TASK REQUIREMENTS —
Leaving out the pictures, retype all the material exactly.

— Begin SUPPLIED MATERIAL —

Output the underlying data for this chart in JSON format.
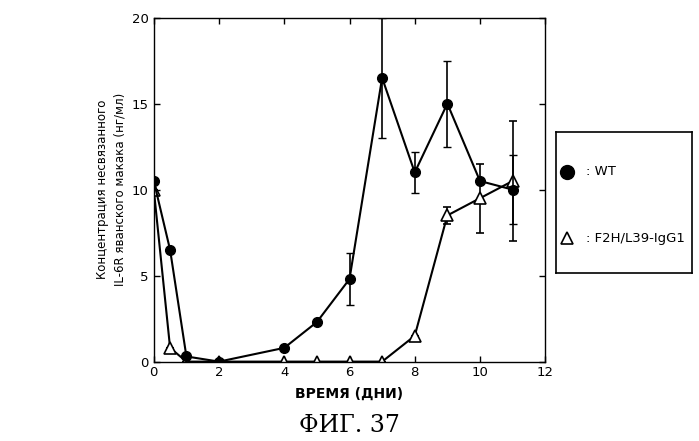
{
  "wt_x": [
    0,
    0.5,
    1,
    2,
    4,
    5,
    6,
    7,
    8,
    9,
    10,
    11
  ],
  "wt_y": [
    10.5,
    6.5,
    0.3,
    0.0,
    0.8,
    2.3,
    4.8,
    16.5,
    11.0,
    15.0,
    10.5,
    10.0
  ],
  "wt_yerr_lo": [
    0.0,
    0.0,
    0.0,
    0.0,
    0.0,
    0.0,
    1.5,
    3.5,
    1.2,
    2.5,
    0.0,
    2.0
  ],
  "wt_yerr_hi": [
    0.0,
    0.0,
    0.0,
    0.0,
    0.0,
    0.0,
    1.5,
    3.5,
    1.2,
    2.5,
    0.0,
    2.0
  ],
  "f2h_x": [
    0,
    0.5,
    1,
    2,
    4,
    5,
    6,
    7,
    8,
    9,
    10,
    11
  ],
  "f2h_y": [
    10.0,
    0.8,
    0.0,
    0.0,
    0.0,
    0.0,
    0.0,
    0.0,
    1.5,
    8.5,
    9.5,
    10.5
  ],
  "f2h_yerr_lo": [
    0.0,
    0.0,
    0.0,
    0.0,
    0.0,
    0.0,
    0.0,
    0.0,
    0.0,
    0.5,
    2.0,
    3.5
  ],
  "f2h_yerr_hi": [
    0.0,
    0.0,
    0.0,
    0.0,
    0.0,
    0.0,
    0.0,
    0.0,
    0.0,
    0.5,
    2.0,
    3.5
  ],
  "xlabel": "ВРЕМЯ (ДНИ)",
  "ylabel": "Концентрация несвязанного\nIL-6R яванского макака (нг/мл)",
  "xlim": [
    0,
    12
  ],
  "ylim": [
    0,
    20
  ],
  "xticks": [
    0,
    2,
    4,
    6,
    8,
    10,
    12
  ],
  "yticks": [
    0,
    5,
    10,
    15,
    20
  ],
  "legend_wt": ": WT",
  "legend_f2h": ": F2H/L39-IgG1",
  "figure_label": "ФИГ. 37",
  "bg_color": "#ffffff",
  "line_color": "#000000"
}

— End SUPPLIED MATERIAL —

REPLY —
Output the underlying data for this chart in JSON format.
{
  "wt_x": [
    0,
    0.5,
    1,
    2,
    4,
    5,
    6,
    7,
    8,
    9,
    10,
    11
  ],
  "wt_y": [
    10.5,
    6.5,
    0.3,
    0.0,
    0.8,
    2.3,
    4.8,
    16.5,
    11.0,
    15.0,
    10.5,
    10.0
  ],
  "wt_yerr_lo": [
    0.0,
    0.0,
    0.0,
    0.0,
    0.0,
    0.0,
    1.5,
    3.5,
    1.2,
    2.5,
    0.0,
    2.0
  ],
  "wt_yerr_hi": [
    0.0,
    0.0,
    0.0,
    0.0,
    0.0,
    0.0,
    1.5,
    3.5,
    1.2,
    2.5,
    0.0,
    2.0
  ],
  "f2h_x": [
    0,
    0.5,
    1,
    2,
    4,
    5,
    6,
    7,
    8,
    9,
    10,
    11
  ],
  "f2h_y": [
    10.0,
    0.8,
    0.0,
    0.0,
    0.0,
    0.0,
    0.0,
    0.0,
    1.5,
    8.5,
    9.5,
    10.5
  ],
  "f2h_yerr_lo": [
    0.0,
    0.0,
    0.0,
    0.0,
    0.0,
    0.0,
    0.0,
    0.0,
    0.0,
    0.5,
    2.0,
    3.5
  ],
  "f2h_yerr_hi": [
    0.0,
    0.0,
    0.0,
    0.0,
    0.0,
    0.0,
    0.0,
    0.0,
    0.0,
    0.5,
    2.0,
    3.5
  ],
  "xlabel": "ВРЕМЯ (ДНИ)",
  "ylabel": "Концентрация несвязанного\nIL-6R яванского макака (нг/мл)",
  "xlim": [
    0,
    12
  ],
  "ylim": [
    0,
    20
  ],
  "xticks": [
    0,
    2,
    4,
    6,
    8,
    10,
    12
  ],
  "yticks": [
    0,
    5,
    10,
    15,
    20
  ],
  "legend_wt": ": WT",
  "legend_f2h": ": F2H/L39-IgG1",
  "figure_label": "ФИГ. 37",
  "bg_color": "#ffffff",
  "line_color": "#000000"
}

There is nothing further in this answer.